# [Problem requirements]
The complete data, repeated exactly, should form your response.
*** Opening Record extracts ***
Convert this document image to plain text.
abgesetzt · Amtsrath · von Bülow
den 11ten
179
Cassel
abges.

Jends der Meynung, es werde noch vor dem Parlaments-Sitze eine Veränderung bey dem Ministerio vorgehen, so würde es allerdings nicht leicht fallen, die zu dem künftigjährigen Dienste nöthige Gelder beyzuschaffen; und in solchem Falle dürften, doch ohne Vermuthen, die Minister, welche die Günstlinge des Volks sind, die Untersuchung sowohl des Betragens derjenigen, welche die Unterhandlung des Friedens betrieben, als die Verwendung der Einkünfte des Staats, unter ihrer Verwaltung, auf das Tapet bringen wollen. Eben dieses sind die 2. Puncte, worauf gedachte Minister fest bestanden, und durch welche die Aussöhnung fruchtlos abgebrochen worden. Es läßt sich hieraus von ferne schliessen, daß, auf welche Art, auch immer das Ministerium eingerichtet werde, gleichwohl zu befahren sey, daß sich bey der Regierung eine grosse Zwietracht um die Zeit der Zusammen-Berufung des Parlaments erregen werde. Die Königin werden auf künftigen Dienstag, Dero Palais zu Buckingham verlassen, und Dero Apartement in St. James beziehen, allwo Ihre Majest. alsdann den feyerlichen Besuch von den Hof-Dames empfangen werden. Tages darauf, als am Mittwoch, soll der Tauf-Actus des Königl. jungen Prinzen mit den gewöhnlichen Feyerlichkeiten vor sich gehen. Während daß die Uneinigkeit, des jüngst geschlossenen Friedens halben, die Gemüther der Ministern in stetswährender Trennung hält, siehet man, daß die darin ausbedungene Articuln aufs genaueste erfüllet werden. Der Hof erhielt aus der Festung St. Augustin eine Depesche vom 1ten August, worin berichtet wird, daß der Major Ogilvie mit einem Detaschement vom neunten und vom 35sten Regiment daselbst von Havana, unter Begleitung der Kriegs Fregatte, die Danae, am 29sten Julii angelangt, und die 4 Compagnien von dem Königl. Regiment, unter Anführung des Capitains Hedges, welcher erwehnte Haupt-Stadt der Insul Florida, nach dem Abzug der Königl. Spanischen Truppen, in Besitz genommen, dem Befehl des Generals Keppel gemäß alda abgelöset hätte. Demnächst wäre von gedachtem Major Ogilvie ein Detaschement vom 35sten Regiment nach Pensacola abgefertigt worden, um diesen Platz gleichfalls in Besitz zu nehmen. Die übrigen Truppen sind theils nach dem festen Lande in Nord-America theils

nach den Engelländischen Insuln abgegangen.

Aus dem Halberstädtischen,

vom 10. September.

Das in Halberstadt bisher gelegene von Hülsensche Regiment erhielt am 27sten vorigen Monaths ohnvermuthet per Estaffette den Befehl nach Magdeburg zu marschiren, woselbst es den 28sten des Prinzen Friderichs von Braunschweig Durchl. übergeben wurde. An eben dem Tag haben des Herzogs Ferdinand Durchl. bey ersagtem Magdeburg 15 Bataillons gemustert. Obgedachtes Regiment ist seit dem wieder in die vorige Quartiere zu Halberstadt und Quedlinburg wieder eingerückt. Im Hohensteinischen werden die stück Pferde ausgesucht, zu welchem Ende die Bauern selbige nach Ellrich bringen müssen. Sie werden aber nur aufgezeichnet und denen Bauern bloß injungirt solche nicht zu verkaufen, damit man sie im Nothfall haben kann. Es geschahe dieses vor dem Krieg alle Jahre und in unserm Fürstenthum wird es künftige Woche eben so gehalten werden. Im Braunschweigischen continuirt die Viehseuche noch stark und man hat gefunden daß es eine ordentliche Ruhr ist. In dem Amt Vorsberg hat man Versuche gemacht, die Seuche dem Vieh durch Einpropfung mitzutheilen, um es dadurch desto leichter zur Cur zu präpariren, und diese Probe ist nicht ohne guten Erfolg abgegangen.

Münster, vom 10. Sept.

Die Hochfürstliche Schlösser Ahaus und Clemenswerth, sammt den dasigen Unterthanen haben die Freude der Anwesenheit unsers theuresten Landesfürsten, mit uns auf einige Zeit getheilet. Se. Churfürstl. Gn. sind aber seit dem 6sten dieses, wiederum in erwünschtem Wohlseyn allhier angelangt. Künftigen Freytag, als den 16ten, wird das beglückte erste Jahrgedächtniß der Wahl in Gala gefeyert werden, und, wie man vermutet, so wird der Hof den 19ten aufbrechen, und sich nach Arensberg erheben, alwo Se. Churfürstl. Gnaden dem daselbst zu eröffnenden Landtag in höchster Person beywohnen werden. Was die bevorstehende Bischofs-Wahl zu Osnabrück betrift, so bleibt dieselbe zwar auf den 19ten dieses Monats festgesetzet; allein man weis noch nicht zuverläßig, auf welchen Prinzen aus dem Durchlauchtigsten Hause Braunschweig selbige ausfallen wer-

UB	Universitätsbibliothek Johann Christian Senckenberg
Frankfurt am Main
*** Closing Record extracts ***
# [Exercise answer]
Convert this document image to plain text.
abgesetzt · Amtsrath · von Bülow
den 11ten
179
Cassel
abges.

Jends der Meynung, es werde noch vor dem Parlaments-Sitze eine Veränderung bey dem Ministerio vorgehen, so würde es allerdings nicht leicht fallen, die zu dem künftigjährigen Dienste nöthige Gelder beyzuschaffen; und in solchem Falle dürften, doch ohne Vermuthen, die Minister, welche die Günstlinge des Volks sind, die Untersuchung sowohl des Betragens derjenigen, welche die Unterhandlung des Friedens betrieben, als die Verwendung der Einkünfte des Staats, unter ihrer Verwaltung, auf das Tapet bringen wollen. Eben dieses sind die 2. Puncte, worauf gedachte Minister fest bestanden, und durch welche die Aussöhnung fruchtlos abgebrochen worden. Es läßt sich hieraus von ferne schliessen, daß, auf welche Art, auch immer das Ministerium eingerichtet werde, gleichwohl zu befahren sey, daß sich bey der Regierung eine grosse Zwietracht um die Zeit der Zusammen-Berufung des Parlaments erregen werde. Die Königin werden auf künftigen Dienstag, Dero Palais zu Buckingham verlassen, und Dero Apartement in St. James beziehen, allwo Ihre Majest. alsdann den feyerlichen Besuch von den Hof-Dames empfangen werden. Tages darauf, als am Mittwoch, soll der Tauf-Actus des Königl. jungen Prinzen mit den gewöhnlichen Feyerlichkeiten vor sich gehen. Während daß die Uneinigkeit, des jüngst geschlossenen Friedens halben, die Gemüther der Ministern in stetswährender Trennung hält, siehet man, daß die darin ausbedungene Articuln aufs genaueste erfüllet werden. Der Hof erhielt aus der Festung St. Augustin eine Depesche vom 1ten August, worin berichtet wird, daß der Major Ogilvie mit einem Detaschement vom neunten und vom 35sten Regiment daselbst von Havana, unter Begleitung der Kriegs Fregatte, die Danae, am 29sten Julii angelangt, und die 4 Compagnien von dem Königl. Regiment, unter Anführung des Capitains Hedges, welcher erwehnte Haupt-Stadt der Insul Florida, nach dem Abzug der Königl. Spanischen Truppen, in Besitz genommen, dem Befehl des Generals Keppel gemäß alda abgelöset hätte. Demnächst wäre von gedachtem Major Ogilvie ein Detaschement vom 35sten Regiment nach Pensacola abgefertigt worden, um diesen Platz gleichfalls in Besitz zu nehmen. Die übrigen Truppen sind theils nach dem festen Lande in Nord-America theils

nach den Engelländischen Insuln abgegangen.

Aus dem Halberstädtischen,

vom 10. September.

Das in Halberstadt bisher gelegene von Hülsensche Regiment erhielt am 27sten vorigen Monaths ohnvermuthet per Estaffette den Befehl nach Magdeburg zu marschiren, woselbst es den 28sten des Prinzen Friderichs von Braunschweig Durchl. übergeben wurde. An eben dem Tag haben des Herzogs Ferdinand Durchl. bey ersagtem Magdeburg 15 Bataillons gemustert. Obgedachtes Regiment ist seit dem wieder in die vorige Quartiere zu Halberstadt und Quedlinburg wieder eingerückt. Im Hohensteinischen werden die stück Pferde ausgesucht, zu welchem Ende die Bauern selbige nach Ellrich bringen müssen. Sie werden aber nur aufgezeichnet und denen Bauern bloß injungirt solche nicht zu verkaufen, damit man sie im Nothfall haben kann. Es geschahe dieses vor dem Krieg alle Jahre und in unserm Fürstenthum wird es künftige Woche eben so gehalten werden. Im Braunschweigischen continuirt die Viehseuche noch stark und man hat gefunden daß es eine ordentliche Ruhr ist. In dem Amt Vorsberg hat man Versuche gemacht, die Seuche dem Vieh durch Einpropfung mitzutheilen, um es dadurch desto leichter zur Cur zu präpariren, und diese Probe ist nicht ohne guten Erfolg abgegangen.

Münster, vom 10. Sept.

Die Hochfürstliche Schlösser Ahaus und Clemenswerth, sammt den dasigen Unterthanen haben die Freude der Anwesenheit unsers theuresten Landesfürsten, mit uns auf einige Zeit getheilet. Se. Churfürstl. Gn. sind aber seit dem 6sten dieses, wiederum in erwünschtem Wohlseyn allhier angelangt. Künftigen Freytag, als den 16ten, wird das beglückte erste Jahrgedächtniß der Wahl in Gala gefeyert werden, und, wie man vermutet, so wird der Hof den 19ten aufbrechen, und sich nach Arensberg erheben, alwo Se. Churfürstl. Gnaden dem daselbst zu eröffnenden Landtag in höchster Person beywohnen werden. Was die bevorstehende Bischofs-Wahl zu Osnabrück betrift, so bleibt dieselbe zwar auf den 19ten dieses Monats festgesetzet; allein man weis noch nicht zuverläßig, auf welchen Prinzen aus dem Durchlauchtigsten Hause Braunschweig selbige ausfallen wer-

UB	Universitätsbibliothek Johann Christian Senckenberg
Frankfurt am Main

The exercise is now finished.